--- Start RECORD SET ---
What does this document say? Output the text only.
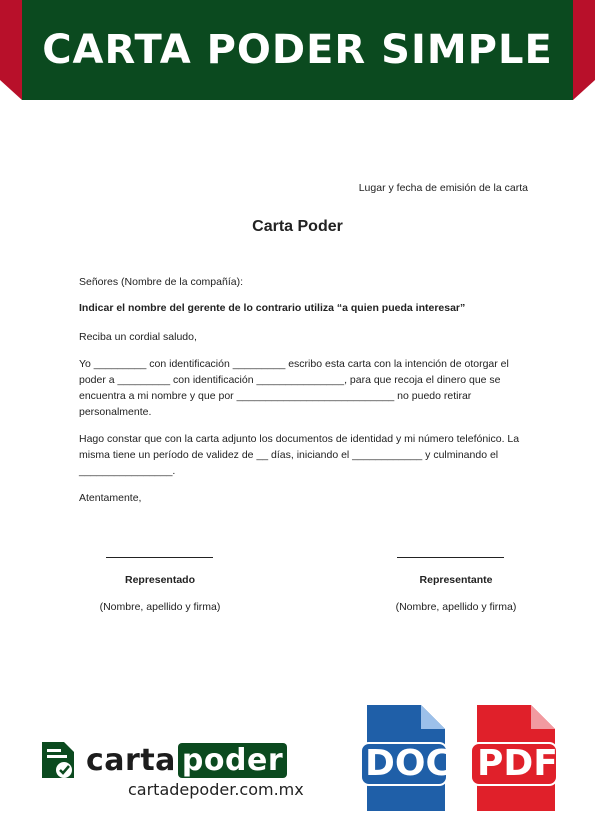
CARTA PODER SIMPLE
Lugar y fecha de emisión de la carta
Carta Poder

Señores (Nombre de la compañía):

Indicar el nombre del gerente de lo contrario utiliza “a quien pueda interesar”

Reciba un cordial saludo,

Yo _________ con identificación _________ escribo esta carta con la intención de otorgar el poder a _________ con identificación _______________, para que recoja el dinero que se encuentra a mi nombre y que por ___________________________ no puedo retirar personalmente.

Hago constar que con la carta adjunto los documentos de identidad y mi número telefónico. La misma tiene un período de validez de __ días, iniciando el ____________ y culminando el ________________.

Atentamente,

Representado
(Nombre, apellido y firma)
Representante
(Nombre, apellido y firma)
carta poder
cartadepoder.com.mx
DOC PDF
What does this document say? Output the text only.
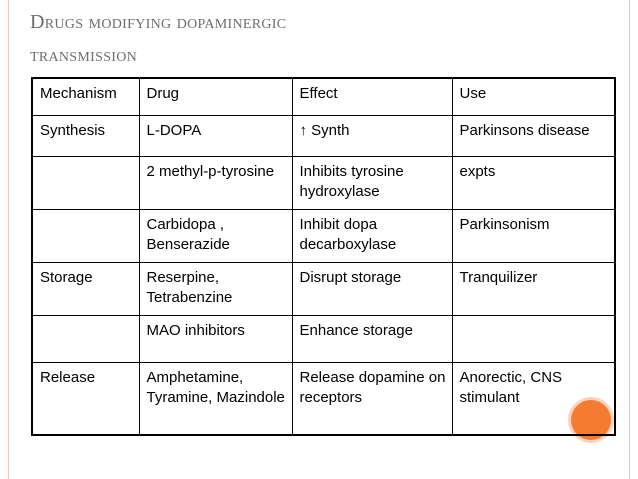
Drugs modifying dopaminergic
transmission
Mechanism	Drug	Effect	Use
Synthesis	L-DOPA	↑ Synth	Parkinsons disease
	2 methyl-p-tyrosine	Inhibits tyrosine hydroxylase	expts
	Carbidopa , Benserazide	Inhibit dopa decarboxylase	Parkinsonism
Storage	Reserpine, Tetrabenzine	Disrupt storage	Tranquilizer
	MAO inhibitors	Enhance storage	
Release	Amphetamine, Tyramine, Mazindole	Release dopamine on receptors	Anorectic, CNS stimulant
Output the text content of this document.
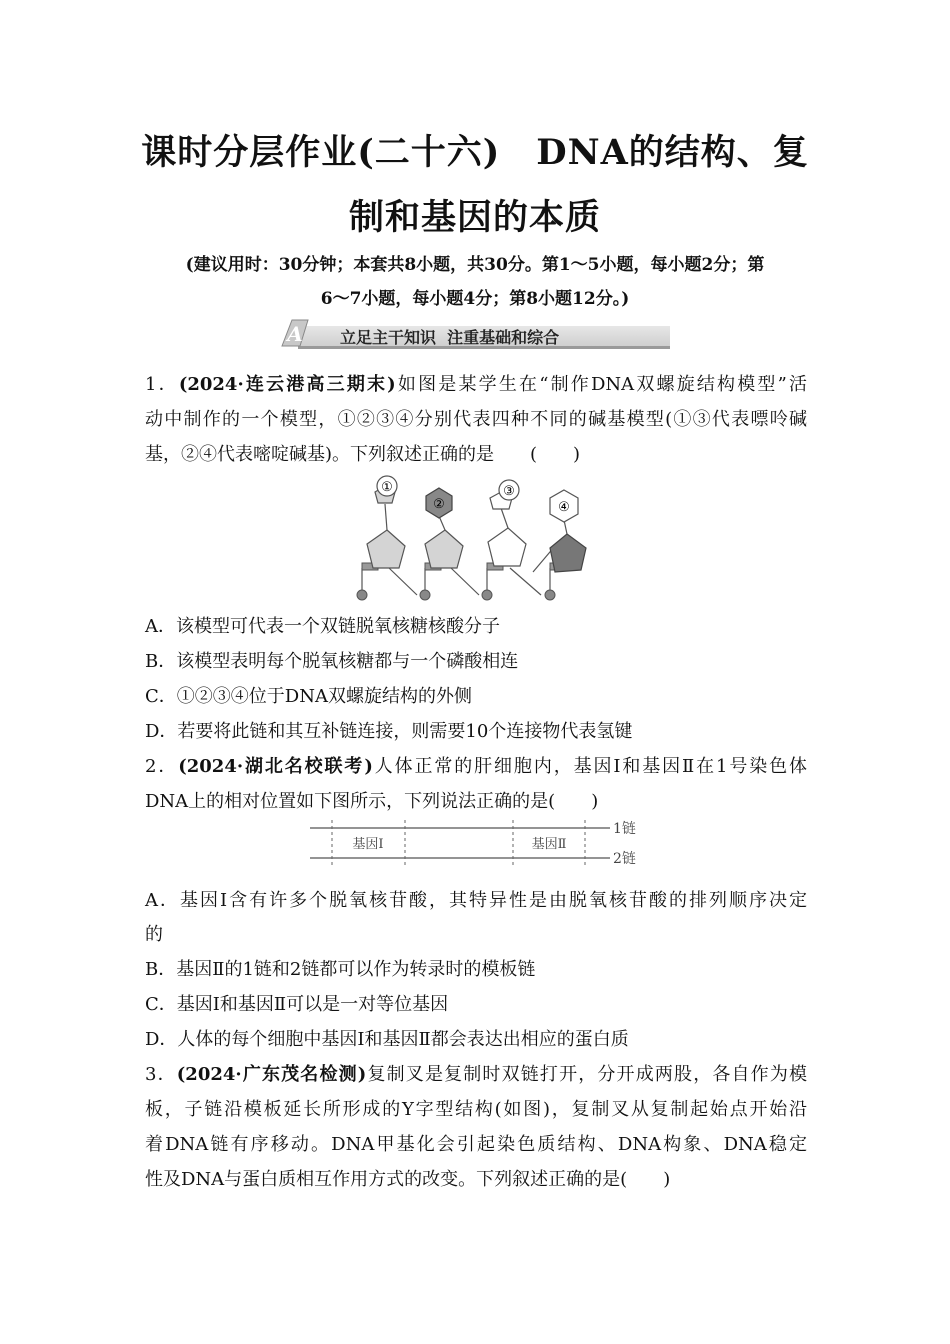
课时分层作业(二十六)　DNA的结构、复
制和基因的本质
(建议用时：30分钟；本套共8小题，共30分。第1～5小题，每小题2分；第
6～7小题，每小题4分；第8小题12分。)
A 立足主干知识  注重基础和综合
1．(2024·连云港高三期末)如图是某学生在“制作DNA双螺旋结构模型”活
动中制作的一个模型，①②③④分别代表四种不同的碱基模型(①③代表嘌呤碱
基，②④代表嘧啶碱基)。下列叙述正确的是　　(　　)
①
②
③
④
A．该模型可代表一个双链脱氧核糖核酸分子
B．该模型表明每个脱氧核糖都与一个磷酸相连
C．①②③④位于DNA双螺旋结构的外侧
D．若要将此链和其互补链连接，则需要10个连接物代表氢键
2．(2024·湖北名校联考)人体正常的肝细胞内，基因Ⅰ和基因Ⅱ在1号染色体
DNA上的相对位置如下图所示，下列说法正确的是(　　)
基因Ⅰ	基因Ⅱ
1链
2链
A．基因Ⅰ含有许多个脱氧核苷酸，其特异性是由脱氧核苷酸的排列顺序决定
的
B．基因Ⅱ的1链和2链都可以作为转录时的模板链
C．基因Ⅰ和基因Ⅱ可以是一对等位基因
D．人体的每个细胞中基因Ⅰ和基因Ⅱ都会表达出相应的蛋白质
3．(2024·广东茂名检测)复制叉是复制时双链打开，分开成两股，各自作为模
板，子链沿模板延长所形成的Y字型结构(如图)，复制叉从复制起始点开始沿
着DNA链有序移动。DNA甲基化会引起染色质结构、DNA构象、DNA稳定
性及DNA与蛋白质相互作用方式的改变。下列叙述正确的是(　　)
--- End RECORD SET ---
* TASK INSTRUCTIONS *
Generate a word-for-word copy of the preceding records, excluding all pictures.

* CORRECT OUTPUT *
What does this document say? Output the text only.
CARTA PODER SIMPLE
Lugar y fecha de emisión de la carta
Carta Poder

Señores (Nombre de la compañía):

Indicar el nombre del gerente de lo contrario utiliza “a quien pueda interesar”

Reciba un cordial saludo,

Yo _________ con identificación _________ escribo esta carta con la intención de otorgar el poder a _________ con identificación _______________, para que recoja el dinero que se encuentra a mi nombre y que por ___________________________ no puedo retirar personalmente.

Hago constar que con la carta adjunto los documentos de identidad y mi número telefónico. La misma tiene un período de validez de __ días, iniciando el ____________ y culminando el ________________.

Atentamente,

Representado
(Nombre, apellido y firma)
Representante
(Nombre, apellido y firma)
carta poder
cartadepoder.com.mx
DOC PDF
What does this document say? Output the text only.
Drugs modifying dopaminergic
transmission
Mechanism	Drug	Effect	Use
Synthesis	L-DOPA	↑ Synth	Parkinsons disease
	2 methyl-p-tyrosine	Inhibits tyrosine hydroxylase	expts
	Carbidopa , Benserazide	Inhibit dopa decarboxylase	Parkinsonism
Storage	Reserpine, Tetrabenzine	Disrupt storage	Tranquilizer
	MAO inhibitors	Enhance storage	
Release	Amphetamine, Tyramine, Mazindole	Release dopamine on receptors	Anorectic, CNS stimulant
Output the text content of this document.
课时分层作业(二十六)　DNA的结构、复
制和基因的本质
(建议用时：30分钟；本套共8小题，共30分。第1～5小题，每小题2分；第
6～7小题，每小题4分；第8小题12分。)
A 立足主干知识  注重基础和综合
1．(2024·连云港高三期末)如图是某学生在“制作DNA双螺旋结构模型”活
动中制作的一个模型，①②③④分别代表四种不同的碱基模型(①③代表嘌呤碱
基，②④代表嘧啶碱基)。下列叙述正确的是　　(　　)
①
②
③
④
A．该模型可代表一个双链脱氧核糖核酸分子
B．该模型表明每个脱氧核糖都与一个磷酸相连
C．①②③④位于DNA双螺旋结构的外侧
D．若要将此链和其互补链连接，则需要10个连接物代表氢键
2．(2024·湖北名校联考)人体正常的肝细胞内，基因Ⅰ和基因Ⅱ在1号染色体
DNA上的相对位置如下图所示，下列说法正确的是(　　)
基因Ⅰ	基因Ⅱ
1链
2链
A．基因Ⅰ含有许多个脱氧核苷酸，其特异性是由脱氧核苷酸的排列顺序决定
的
B．基因Ⅱ的1链和2链都可以作为转录时的模板链
C．基因Ⅰ和基因Ⅱ可以是一对等位基因
D．人体的每个细胞中基因Ⅰ和基因Ⅱ都会表达出相应的蛋白质
3．(2024·广东茂名检测)复制叉是复制时双链打开，分开成两股，各自作为模
板，子链沿模板延长所形成的Y字型结构(如图)，复制叉从复制起始点开始沿
着DNA链有序移动。DNA甲基化会引起染色质结构、DNA构象、DNA稳定
性及DNA与蛋白质相互作用方式的改变。下列叙述正确的是(　　)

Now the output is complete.